» **Task directions**:
Locate and copy all lines bearing the word "Little".

-- Start of Data --

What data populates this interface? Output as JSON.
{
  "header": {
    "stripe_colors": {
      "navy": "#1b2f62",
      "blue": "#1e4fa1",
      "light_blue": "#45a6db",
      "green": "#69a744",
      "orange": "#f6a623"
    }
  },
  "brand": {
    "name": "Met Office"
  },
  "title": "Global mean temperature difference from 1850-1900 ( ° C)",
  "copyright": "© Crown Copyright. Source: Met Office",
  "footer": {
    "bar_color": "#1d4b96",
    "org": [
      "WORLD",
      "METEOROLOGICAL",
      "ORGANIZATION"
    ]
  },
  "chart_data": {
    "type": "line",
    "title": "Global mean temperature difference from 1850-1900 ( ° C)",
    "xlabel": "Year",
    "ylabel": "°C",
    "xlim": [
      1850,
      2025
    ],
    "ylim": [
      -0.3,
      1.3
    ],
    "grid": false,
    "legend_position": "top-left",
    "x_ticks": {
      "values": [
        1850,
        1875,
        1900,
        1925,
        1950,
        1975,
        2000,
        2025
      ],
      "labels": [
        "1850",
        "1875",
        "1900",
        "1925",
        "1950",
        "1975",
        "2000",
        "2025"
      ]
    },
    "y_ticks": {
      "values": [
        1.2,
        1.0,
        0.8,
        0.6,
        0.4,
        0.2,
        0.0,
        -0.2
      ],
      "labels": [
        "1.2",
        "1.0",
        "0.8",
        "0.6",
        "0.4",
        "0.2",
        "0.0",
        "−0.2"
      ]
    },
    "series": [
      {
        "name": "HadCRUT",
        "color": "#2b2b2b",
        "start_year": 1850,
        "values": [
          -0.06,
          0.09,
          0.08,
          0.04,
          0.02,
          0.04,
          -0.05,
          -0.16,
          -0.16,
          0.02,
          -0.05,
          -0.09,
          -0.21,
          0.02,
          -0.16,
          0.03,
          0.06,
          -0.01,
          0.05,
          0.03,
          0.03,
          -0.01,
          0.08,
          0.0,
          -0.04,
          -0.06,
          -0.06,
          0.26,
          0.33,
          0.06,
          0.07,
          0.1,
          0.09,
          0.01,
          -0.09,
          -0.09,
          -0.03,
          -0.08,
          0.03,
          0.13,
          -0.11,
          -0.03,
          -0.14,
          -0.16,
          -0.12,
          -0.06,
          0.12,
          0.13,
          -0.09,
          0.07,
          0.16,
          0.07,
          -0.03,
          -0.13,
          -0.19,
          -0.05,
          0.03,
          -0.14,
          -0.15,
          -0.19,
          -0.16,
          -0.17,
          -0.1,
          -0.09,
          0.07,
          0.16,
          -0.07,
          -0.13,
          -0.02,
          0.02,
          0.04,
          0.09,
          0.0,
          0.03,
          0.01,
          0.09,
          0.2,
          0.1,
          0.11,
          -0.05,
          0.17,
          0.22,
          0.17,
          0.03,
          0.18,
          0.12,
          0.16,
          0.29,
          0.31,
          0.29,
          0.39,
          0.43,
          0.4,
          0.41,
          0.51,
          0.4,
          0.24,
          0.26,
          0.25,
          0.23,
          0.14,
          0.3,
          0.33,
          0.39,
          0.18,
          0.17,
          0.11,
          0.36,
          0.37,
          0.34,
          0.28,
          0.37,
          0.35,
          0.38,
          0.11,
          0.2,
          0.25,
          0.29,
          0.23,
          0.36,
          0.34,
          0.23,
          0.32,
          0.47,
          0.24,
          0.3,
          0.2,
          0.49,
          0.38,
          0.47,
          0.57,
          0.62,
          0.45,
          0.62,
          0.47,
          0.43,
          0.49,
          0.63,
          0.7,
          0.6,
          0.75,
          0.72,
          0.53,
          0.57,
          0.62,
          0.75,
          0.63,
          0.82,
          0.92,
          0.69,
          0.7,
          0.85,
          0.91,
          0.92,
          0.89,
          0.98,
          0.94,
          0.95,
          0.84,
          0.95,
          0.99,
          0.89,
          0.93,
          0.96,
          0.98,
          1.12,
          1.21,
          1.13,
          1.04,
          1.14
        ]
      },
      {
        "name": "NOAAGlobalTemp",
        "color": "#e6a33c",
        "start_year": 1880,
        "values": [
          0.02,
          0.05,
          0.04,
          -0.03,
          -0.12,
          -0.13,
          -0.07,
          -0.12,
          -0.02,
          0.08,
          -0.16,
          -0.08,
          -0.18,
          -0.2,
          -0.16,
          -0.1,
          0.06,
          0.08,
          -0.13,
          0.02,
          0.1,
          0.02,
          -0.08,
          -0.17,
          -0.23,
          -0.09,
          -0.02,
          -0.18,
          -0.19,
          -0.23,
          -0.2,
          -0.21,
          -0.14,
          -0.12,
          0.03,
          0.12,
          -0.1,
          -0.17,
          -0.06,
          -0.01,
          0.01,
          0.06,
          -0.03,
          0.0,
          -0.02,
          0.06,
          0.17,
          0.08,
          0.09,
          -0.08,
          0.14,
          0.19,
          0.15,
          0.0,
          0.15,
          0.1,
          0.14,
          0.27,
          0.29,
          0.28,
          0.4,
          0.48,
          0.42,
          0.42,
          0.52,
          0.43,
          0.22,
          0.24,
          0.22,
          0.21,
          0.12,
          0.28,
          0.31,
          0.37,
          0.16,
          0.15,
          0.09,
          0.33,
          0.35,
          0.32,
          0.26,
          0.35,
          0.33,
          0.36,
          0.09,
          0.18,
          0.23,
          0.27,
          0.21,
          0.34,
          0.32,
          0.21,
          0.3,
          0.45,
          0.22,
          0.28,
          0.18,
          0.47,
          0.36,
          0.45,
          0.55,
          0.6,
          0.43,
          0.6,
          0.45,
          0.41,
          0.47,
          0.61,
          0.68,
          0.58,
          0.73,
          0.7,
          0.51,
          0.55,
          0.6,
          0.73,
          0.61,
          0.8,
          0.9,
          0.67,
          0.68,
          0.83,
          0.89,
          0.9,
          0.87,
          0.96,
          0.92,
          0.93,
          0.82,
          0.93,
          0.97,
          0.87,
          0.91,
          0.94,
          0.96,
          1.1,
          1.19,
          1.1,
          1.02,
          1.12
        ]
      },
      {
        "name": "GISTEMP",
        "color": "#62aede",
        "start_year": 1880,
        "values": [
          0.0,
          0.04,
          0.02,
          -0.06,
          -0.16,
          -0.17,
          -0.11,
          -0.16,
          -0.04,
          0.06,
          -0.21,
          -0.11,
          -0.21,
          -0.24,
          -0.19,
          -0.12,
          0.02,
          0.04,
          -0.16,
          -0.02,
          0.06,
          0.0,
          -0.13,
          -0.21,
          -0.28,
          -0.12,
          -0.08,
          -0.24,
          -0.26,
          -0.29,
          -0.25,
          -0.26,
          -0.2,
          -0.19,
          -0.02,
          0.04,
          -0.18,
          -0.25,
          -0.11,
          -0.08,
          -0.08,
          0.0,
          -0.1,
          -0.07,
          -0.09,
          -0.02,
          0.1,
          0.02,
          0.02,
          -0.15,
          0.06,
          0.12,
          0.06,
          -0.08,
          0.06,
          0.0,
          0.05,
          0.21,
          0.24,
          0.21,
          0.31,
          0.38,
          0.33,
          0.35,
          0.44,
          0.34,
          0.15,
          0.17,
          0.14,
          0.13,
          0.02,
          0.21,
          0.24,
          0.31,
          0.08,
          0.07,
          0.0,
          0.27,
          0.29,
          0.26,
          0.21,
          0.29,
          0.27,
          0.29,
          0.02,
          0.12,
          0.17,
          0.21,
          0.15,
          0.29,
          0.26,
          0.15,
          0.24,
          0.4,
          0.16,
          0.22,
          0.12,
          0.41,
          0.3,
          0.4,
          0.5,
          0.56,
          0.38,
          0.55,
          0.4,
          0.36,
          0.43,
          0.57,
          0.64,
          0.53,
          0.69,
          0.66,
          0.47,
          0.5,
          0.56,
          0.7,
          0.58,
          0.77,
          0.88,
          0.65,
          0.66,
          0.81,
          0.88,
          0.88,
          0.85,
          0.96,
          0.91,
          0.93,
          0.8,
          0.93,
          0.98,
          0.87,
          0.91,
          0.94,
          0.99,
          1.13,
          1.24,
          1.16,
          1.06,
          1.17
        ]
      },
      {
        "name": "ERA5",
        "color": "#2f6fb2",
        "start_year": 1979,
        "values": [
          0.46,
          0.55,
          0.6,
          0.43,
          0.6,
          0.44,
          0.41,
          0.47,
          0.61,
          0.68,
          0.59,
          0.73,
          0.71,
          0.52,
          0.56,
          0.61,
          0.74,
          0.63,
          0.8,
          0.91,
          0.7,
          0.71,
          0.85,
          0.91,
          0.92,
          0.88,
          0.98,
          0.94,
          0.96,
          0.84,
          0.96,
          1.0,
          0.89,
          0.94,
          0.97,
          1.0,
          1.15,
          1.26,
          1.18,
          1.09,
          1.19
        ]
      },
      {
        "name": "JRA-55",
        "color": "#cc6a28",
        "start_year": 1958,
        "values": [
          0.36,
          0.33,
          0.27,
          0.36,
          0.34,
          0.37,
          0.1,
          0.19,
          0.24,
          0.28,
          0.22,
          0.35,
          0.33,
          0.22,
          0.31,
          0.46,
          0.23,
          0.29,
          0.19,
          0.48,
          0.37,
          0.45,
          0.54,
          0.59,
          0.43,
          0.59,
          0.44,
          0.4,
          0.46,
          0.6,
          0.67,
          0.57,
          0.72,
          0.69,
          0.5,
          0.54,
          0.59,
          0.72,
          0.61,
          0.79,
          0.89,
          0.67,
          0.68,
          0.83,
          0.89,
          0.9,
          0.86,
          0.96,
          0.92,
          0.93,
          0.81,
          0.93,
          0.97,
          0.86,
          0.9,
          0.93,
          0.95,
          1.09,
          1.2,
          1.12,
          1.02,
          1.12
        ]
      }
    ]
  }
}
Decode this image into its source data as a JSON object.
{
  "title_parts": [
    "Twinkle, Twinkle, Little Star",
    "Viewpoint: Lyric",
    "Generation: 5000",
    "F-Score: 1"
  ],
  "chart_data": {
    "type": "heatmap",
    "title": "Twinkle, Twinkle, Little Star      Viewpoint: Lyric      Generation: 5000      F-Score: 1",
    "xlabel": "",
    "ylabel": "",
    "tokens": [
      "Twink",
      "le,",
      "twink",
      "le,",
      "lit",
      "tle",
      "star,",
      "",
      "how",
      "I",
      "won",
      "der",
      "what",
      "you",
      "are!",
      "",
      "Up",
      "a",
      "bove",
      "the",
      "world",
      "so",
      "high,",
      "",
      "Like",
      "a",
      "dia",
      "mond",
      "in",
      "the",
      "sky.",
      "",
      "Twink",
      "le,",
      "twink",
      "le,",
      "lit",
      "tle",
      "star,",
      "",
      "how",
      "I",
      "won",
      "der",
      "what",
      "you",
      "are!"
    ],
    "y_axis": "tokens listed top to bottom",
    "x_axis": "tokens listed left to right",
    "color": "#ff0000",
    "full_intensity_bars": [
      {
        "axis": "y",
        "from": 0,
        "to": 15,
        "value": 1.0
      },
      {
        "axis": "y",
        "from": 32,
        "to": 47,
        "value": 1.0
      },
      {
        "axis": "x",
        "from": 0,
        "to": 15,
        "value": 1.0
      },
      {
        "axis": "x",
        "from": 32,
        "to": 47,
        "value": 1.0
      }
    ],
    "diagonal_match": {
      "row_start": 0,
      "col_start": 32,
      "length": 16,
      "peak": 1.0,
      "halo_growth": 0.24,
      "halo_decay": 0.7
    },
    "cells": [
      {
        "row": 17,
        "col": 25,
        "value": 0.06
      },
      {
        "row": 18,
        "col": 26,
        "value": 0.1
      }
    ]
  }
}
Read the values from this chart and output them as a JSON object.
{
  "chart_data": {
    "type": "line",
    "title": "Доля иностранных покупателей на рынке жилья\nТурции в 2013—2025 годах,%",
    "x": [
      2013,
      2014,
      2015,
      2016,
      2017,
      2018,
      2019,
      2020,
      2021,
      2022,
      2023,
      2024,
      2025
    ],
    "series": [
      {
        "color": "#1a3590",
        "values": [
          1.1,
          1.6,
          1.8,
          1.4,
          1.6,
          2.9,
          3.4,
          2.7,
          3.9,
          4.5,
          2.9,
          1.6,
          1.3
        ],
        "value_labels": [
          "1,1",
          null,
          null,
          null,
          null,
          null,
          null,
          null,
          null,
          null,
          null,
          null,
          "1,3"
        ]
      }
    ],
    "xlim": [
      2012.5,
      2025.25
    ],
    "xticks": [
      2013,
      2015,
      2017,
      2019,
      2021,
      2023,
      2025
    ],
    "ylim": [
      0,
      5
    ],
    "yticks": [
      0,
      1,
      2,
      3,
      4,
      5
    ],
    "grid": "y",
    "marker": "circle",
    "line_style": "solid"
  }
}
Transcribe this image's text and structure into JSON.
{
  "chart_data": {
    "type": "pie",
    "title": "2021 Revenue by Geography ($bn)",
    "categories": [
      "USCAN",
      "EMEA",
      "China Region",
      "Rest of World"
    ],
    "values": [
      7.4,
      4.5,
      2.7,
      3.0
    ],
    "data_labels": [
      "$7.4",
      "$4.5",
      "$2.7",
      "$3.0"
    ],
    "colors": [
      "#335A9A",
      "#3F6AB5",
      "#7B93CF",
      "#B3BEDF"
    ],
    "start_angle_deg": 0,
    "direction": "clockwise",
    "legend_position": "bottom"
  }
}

-- End of Data --

» **Solved exercise**:
    "Twinkle, Twinkle, Little Star",
    "title": "Twinkle, Twinkle, Little Star      Viewpoint: Lyric      Generation: 5000      F-Score: 1",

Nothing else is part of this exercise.